» **TASK DESCRIPTION**:
The data below should be printed in full, exactly, and without any of its images.

(Collected data entries)
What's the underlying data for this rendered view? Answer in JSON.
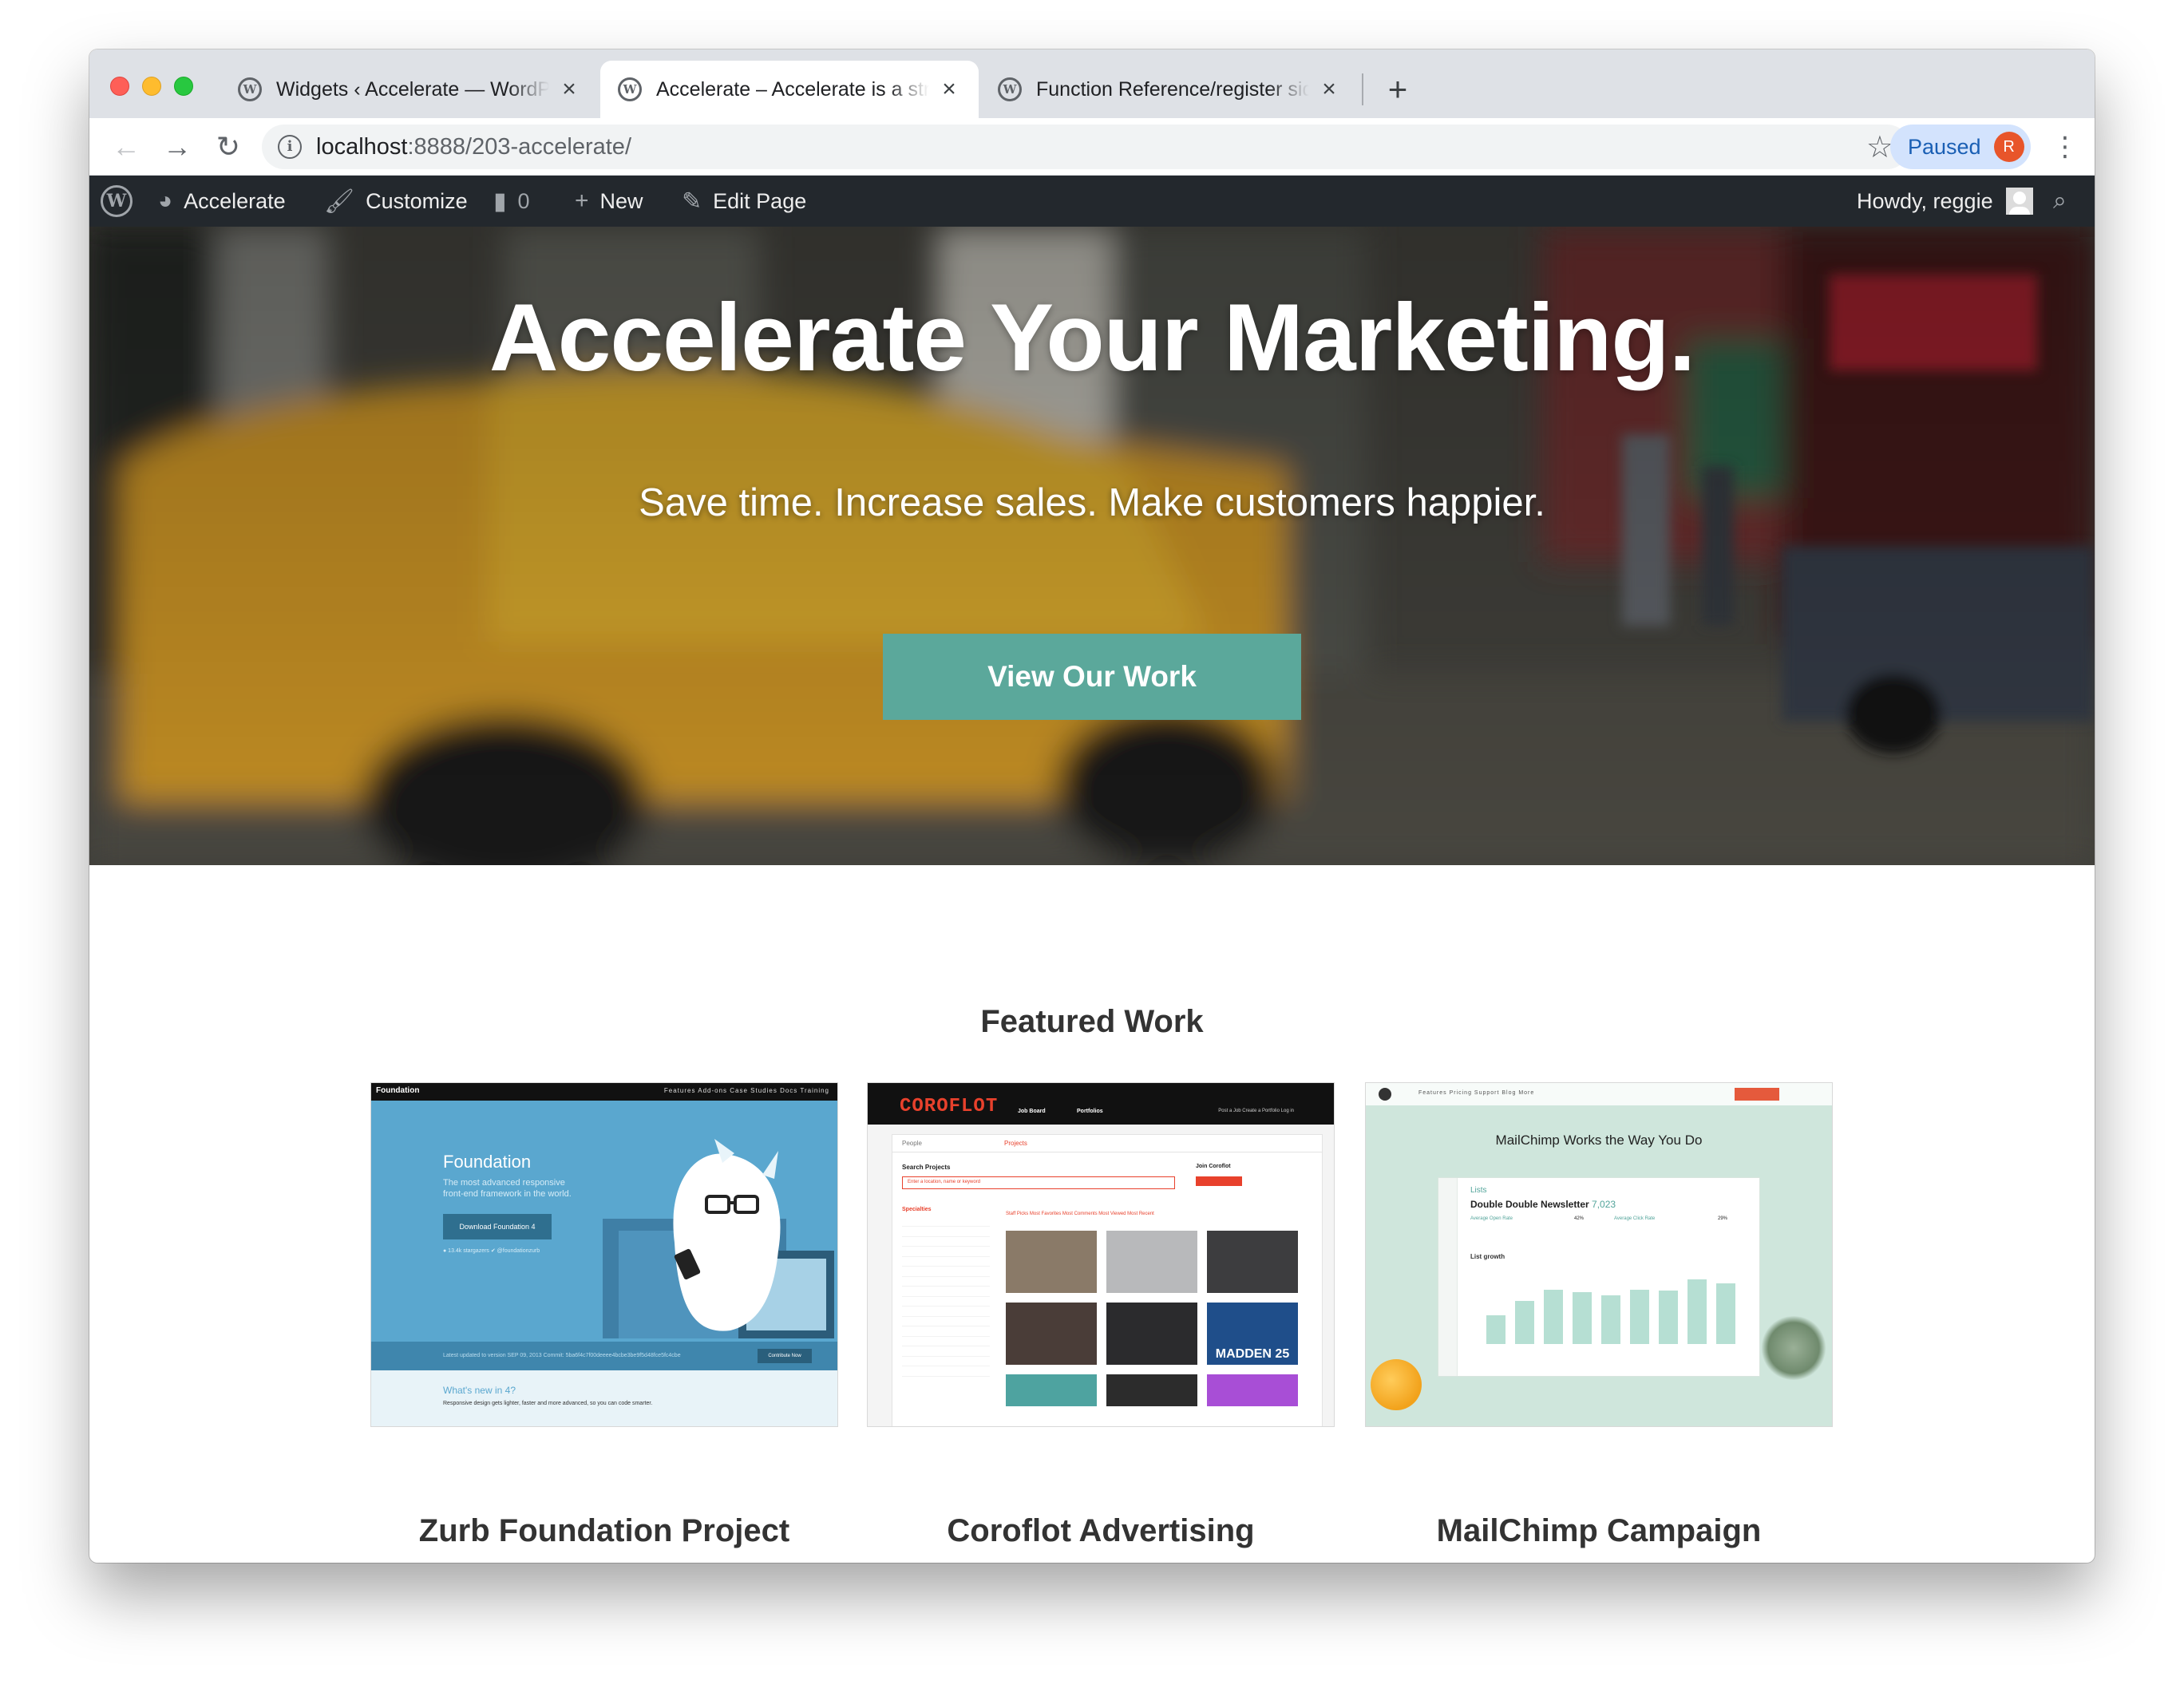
{
  "browser": {
    "tabs": [
      {
        "title": "Widgets ‹ Accelerate — WordPress",
        "active": false
      },
      {
        "title": "Accelerate – Accelerate is a strategy and marketing agency",
        "active": true
      },
      {
        "title": "Function Reference/register sidebar",
        "active": false
      }
    ],
    "new_tab_label": "+",
    "url_host": "localhost",
    "url_path": ":8888/203-accelerate/",
    "profile_status": "Paused",
    "profile_initial": "R"
  },
  "admin_bar": {
    "site_name": "Accelerate",
    "customize": "Customize",
    "comments_count": "0",
    "new_label": "New",
    "edit_page": "Edit Page",
    "greeting": "Howdy, reggie"
  },
  "hero": {
    "title": "Accelerate Your Marketing.",
    "subtitle": "Save time. Increase sales. Make customers happier.",
    "cta": "View Our Work"
  },
  "featured": {
    "heading": "Featured Work",
    "items": [
      {
        "title": "Zurb Foundation Project",
        "thumb": {
          "brand": "Foundation",
          "nav": "Features   Add-ons   Case Studies   Docs   Training",
          "heading": "Foundation",
          "desc": "The most advanced responsive front-end framework in the world.",
          "button": "Download Foundation 4",
          "stats": "● 13.4k stargazers     ✔ @foundationzurb",
          "strip_note": "Latest updated to version   SEP 09, 2013  Commit: 5ba6f4c7f00deeee4bcbe3be9f5d48fce5fc4cbe",
          "strip_button": "Contribute Now",
          "question": "What's new in 4?",
          "answer": "Responsive design gets lighter, faster and more advanced, so you can code smarter."
        }
      },
      {
        "title": "Coroflot Advertising",
        "thumb": {
          "brand": "COROFLOT",
          "nav1": "Job Board",
          "nav2": "Portfolios",
          "nav3": "Post a Job    Create a Portfolio    Log in",
          "tab_people": "People",
          "tab_projects": "Projects",
          "search_label": "Search Projects",
          "search_placeholder": "Enter a location, name or keyword",
          "join": "Join Coroflot",
          "specialties": "Specialties",
          "filters": "Staff Picks   Most Favorites   Most Comments   Most Viewed   Most Recent",
          "brand_tile": "MADDEN 25"
        }
      },
      {
        "title": "MailChimp Campaign",
        "thumb": {
          "nav": "Features   Pricing   Support   Blog   More",
          "heading": "MailChimp Works the Way You Do",
          "lists": "Lists",
          "newsletter": "Double Double Newsletter",
          "subscribers": "7,023",
          "growth": "List growth",
          "open_rate": "Average Open Rate",
          "open_rate_value": "42%",
          "click_rate": "Average Click Rate",
          "click_rate_value": "29%",
          "bars": [
            40,
            60,
            75,
            72,
            68,
            76,
            74,
            90,
            84
          ]
        }
      }
    ]
  },
  "colors": {
    "admin_bar": "#23282d",
    "cta": "#5ba89b",
    "heading_text": "#333333",
    "profile_pill": "#d3e3fd",
    "profile_avatar": "#e8552a"
  }
}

» **SOLUTION TO THIS TASK**:
What's the underlying data for this rendered view? Answer in JSON.
{
  "browser": {
    "tabs": [
      {
        "title": "Widgets ‹ Accelerate — WordPress",
        "active": false
      },
      {
        "title": "Accelerate – Accelerate is a strategy and marketing agency",
        "active": true
      },
      {
        "title": "Function Reference/register sidebar",
        "active": false
      }
    ],
    "new_tab_label": "+",
    "url_host": "localhost",
    "url_path": ":8888/203-accelerate/",
    "profile_status": "Paused",
    "profile_initial": "R"
  },
  "admin_bar": {
    "site_name": "Accelerate",
    "customize": "Customize",
    "comments_count": "0",
    "new_label": "New",
    "edit_page": "Edit Page",
    "greeting": "Howdy, reggie"
  },
  "hero": {
    "title": "Accelerate Your Marketing.",
    "subtitle": "Save time. Increase sales. Make customers happier.",
    "cta": "View Our Work"
  },
  "featured": {
    "heading": "Featured Work",
    "items": [
      {
        "title": "Zurb Foundation Project",
        "thumb": {
          "brand": "Foundation",
          "nav": "Features   Add-ons   Case Studies   Docs   Training",
          "heading": "Foundation",
          "desc": "The most advanced responsive front-end framework in the world.",
          "button": "Download Foundation 4",
          "stats": "● 13.4k stargazers     ✔ @foundationzurb",
          "strip_note": "Latest updated to version   SEP 09, 2013  Commit: 5ba6f4c7f00deeee4bcbe3be9f5d48fce5fc4cbe",
          "strip_button": "Contribute Now",
          "question": "What's new in 4?",
          "answer": "Responsive design gets lighter, faster and more advanced, so you can code smarter."
        }
      },
      {
        "title": "Coroflot Advertising",
        "thumb": {
          "brand": "COROFLOT",
          "nav1": "Job Board",
          "nav2": "Portfolios",
          "nav3": "Post a Job    Create a Portfolio    Log in",
          "tab_people": "People",
          "tab_projects": "Projects",
          "search_label": "Search Projects",
          "search_placeholder": "Enter a location, name or keyword",
          "join": "Join Coroflot",
          "specialties": "Specialties",
          "filters": "Staff Picks   Most Favorites   Most Comments   Most Viewed   Most Recent",
          "brand_tile": "MADDEN 25"
        }
      },
      {
        "title": "MailChimp Campaign",
        "thumb": {
          "nav": "Features   Pricing   Support   Blog   More",
          "heading": "MailChimp Works the Way You Do",
          "lists": "Lists",
          "newsletter": "Double Double Newsletter",
          "subscribers": "7,023",
          "growth": "List growth",
          "open_rate": "Average Open Rate",
          "open_rate_value": "42%",
          "click_rate": "Average Click Rate",
          "click_rate_value": "29%",
          "bars": [
            40,
            60,
            75,
            72,
            68,
            76,
            74,
            90,
            84
          ]
        }
      }
    ]
  },
  "colors": {
    "admin_bar": "#23282d",
    "cta": "#5ba89b",
    "heading_text": "#333333",
    "profile_pill": "#d3e3fd",
    "profile_avatar": "#e8552a"
  }
}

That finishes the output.